» What the task requires: Would you count the lines of the listing that carry the word "layer"? Give only the resulting number.

» Entries provided:

==============================

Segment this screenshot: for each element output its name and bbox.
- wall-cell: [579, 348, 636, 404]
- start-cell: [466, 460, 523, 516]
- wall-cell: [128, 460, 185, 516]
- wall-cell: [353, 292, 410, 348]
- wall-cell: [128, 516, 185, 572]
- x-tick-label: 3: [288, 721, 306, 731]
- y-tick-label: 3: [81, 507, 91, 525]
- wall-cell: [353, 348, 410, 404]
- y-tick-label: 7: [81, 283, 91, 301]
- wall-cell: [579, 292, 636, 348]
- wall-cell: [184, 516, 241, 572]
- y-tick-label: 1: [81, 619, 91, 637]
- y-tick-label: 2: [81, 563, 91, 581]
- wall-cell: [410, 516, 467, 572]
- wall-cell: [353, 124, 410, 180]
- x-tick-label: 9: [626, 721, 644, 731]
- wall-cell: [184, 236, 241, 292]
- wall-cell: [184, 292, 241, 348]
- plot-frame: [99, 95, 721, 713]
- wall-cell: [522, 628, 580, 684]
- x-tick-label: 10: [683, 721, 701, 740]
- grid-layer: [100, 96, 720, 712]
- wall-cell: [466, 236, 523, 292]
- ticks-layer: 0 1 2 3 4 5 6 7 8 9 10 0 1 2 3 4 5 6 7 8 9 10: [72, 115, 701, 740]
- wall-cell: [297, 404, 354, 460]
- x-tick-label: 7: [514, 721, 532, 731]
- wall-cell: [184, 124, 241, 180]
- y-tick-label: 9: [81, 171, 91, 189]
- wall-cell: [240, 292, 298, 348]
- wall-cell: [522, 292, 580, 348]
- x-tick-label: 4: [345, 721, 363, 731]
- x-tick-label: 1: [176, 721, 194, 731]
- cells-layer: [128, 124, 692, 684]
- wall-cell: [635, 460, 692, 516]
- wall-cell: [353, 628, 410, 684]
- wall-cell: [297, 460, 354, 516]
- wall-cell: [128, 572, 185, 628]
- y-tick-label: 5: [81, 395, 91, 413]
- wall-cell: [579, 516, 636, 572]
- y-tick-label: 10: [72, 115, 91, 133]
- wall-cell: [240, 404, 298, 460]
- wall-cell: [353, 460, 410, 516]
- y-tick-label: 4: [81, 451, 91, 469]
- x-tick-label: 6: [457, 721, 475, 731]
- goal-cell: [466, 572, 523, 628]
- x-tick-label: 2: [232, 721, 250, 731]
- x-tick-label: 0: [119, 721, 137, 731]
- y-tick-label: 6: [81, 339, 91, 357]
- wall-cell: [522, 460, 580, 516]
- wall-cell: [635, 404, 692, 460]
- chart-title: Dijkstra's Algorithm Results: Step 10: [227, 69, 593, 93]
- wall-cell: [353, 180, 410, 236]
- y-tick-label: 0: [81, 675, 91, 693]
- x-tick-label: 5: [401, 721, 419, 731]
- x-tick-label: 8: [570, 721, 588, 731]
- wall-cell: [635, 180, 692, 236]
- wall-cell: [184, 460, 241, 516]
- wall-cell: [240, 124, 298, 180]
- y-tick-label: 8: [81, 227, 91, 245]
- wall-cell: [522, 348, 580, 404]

==============================

» Answer area: 3